*What to do*.
(A) According to the article on adaptive learning engines, which gaming engines started to appear in the 1980s?
(B) Carry on the article about adaptive learning engines and the computer game industry, picking up right after its final sentence.

*Document text*.
========================

Just as ‘gaming engines’ revolutionized game making, adaptive learning engines are about to revolutionize education

headshotBe prepared to be amazed…very amazed. A quantum leap in the way online learning materials are organized and presented to students is happening as you read this.

It will change forever the way that learning occurs…and it is becoming easier for teachers to implement.

Personalized learning made easy

Adaptive learning/personalized learning is the future. The days of presenting the same material to all students at the same time, in the same sequence and in the same way will be seen as an ancient and ineffective concept in a few years.

The problem to date has been the difficulty creating individual learning paths.

However, that is changing rapidly. In some ways, this replicates the development of the computer game industry.

(Next page: How education mirrors the evolution of the computer game industry)

Stage 1 – the “handmade” stage

Thirty years ago, each computer game was created individually “by hand.” Programmers would build every component of a game from scratch. Each game had to be built again for each type of computer. A game designed for an Atari computer had to be rebuilt for an Apple computer.

In education in the past, each school had to develop and find resources for the online component of their courses. This was often done by individual teachers, and the materials were often placed in an online repository for access by students. In the early days, these materials were on a shared network drive. This then evolved into a shared online area, such as a file repository or a web page. However, each teacher or organization had to build their own web pages and the navigational links between them.

Stage 2 – a more systematic approach

In the 1980s “gaming engines” started to appear. These were programs such as Gamemaker, Pinball Construction Set and Adventure Construction Set. These provided core components of a game and the “intelligence” behind the game. Thus, a user could focus on the design, implementation and marketing of a game rather than the “nuts and bolts” – the time consuming computer coding.

In education, the equivalent is the development of Online Learning Environments (such as Learning Management Systems) that take care of many aspects of delivering learning materials in an online environment. These environments provide structure and navigation to online courses, and provide a range of other useful tools such as quizzes, chat and discussion areas, “dropboxes” for students to submit files (assignments), etc.

This stage also opened access to a wealth of online resources from commercial and free providers. Teachers no longer had to make most of the resources for their courses. YouTube alone has become a wonderful resource for educators (and there are many, many more sources of resources).

For many educators this is their current location.

Personalization at this stage takes time and effort. Many online learning environments allow personalization through features such as the easy creation of quizzes and other assessment/feedback activities, conditional release, creation of groups of students who share common levels of understanding, multiple paths for learning resources, etc.

========================

*Data*.
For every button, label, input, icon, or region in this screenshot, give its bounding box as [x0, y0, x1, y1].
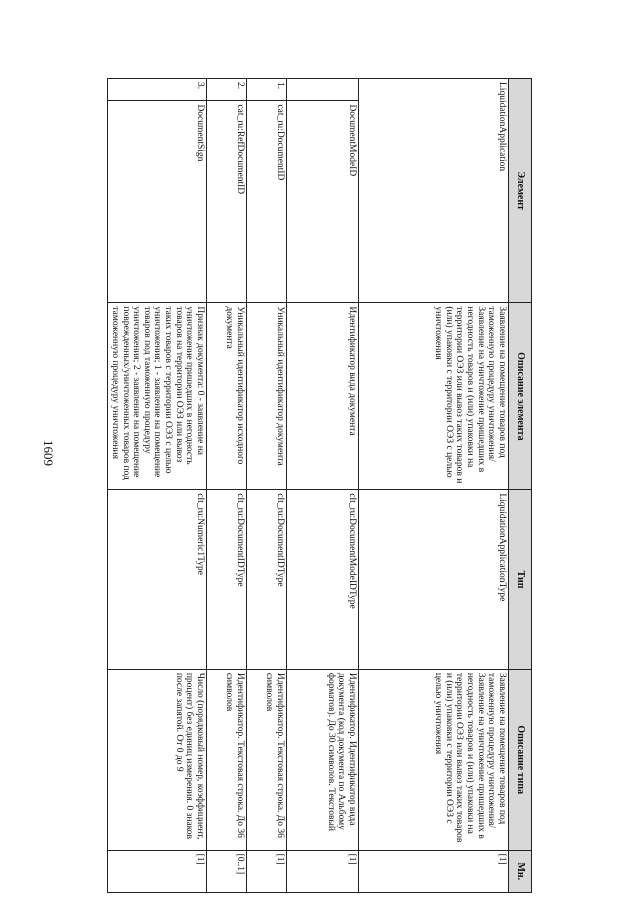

========================

*Responses*.
(A) Gamemaker, Pinball Construction Set and Adventure Construction Set.

(B)
For example, all students might study a small part of a topic and then take a quiz. Those who score above a “pass” grade (60 percent?) could continue to the next learning resource; those who score less than 60 percent could be diverted to some alternative learning materials that provide the information in an alternative format.

If the teacher is particularly keen (and has a lot of time), feedback and navigation to an alternative learning resource could be provided for each question that was answered incorrectly.

This is obviously a time consuming process, and is not the ideal solution…yet this is where many people currently find themselves.

Stage 3 – Adaptive engines

In the late 1990s some game manufacturers started to build “game engines.” These provided all of the key programming components of the game – the way the characters and objects interact, the “physics” of the world, and so on.

Game designers could create a “world” that characters could wander through at will, and could then devote most of their effort to plot, characters, artistic features of their “world,” etc. The underlying “magic” was done by the game engine. The days of having lots of programmers and few artists and storytellers had passed. The amount of time needed to create a game reduced considerably.

Finally, the storytelling was the focus rather than the computer coding.

Education is about to discover this “magic” phase. Just as “gaming engines” revolutionized game making, adaptive learning engines are about to revolutionize education.

Adaptive learning engines will do the hard work, such as

  • discovering what students know and don’t know
  • providing paths to learning resources that are needed by a students at a particular time, and guiding him/her to those resources
  • suggesting alternative learning resources when the initial ones provided in the course need supplementing
  • evaluating the effectiveness of learning resources and moving students to the more effective ones while moving them away from less effective ones.

Teachers will have to compile the appropriate resources, but the system will individualize the learning pathways.

Just as gamers now take for granted that they can wander anywhere and interact with any object in a gaming world, students will take for granted that they can access many paths and many objects in a way that suits their individual needs…and the time when this can happen is getting much closer.

Stage 4 – Walled gardens Vs Open systems

Walled gardens

Adaptive learning is already available for some disciplines. The areas that are almost universal, with a common core of knowledge, and that are similar around the world have a number of providers of web based resources for personalized learning…and the number is growing. (Mathematics e.g. Dreambox, Science and basic Literacy e.g. SuccessMaker).

Some text book providers, particularly in higher education, provide adaptive learning capabilities for courses that use their text books.

However, these are self-contained systems. They usually do not share data with others easily through open standards such as LTI. Thus, an organization with a heavy online presence through its own Online Learning Environment (such as a LMS) has difficulty integrating the data from multiple systems, and has difficulty integrating its own learning materials.

Open systems

Schools typically have a number of courses that fall outside the range of these “centrally controlled content” programs. For example, what is the teacher of a subject based on local Geography to do? There are many courses that are “personalized” to a particular school or district that will fall outside the range of products provided by the large developers.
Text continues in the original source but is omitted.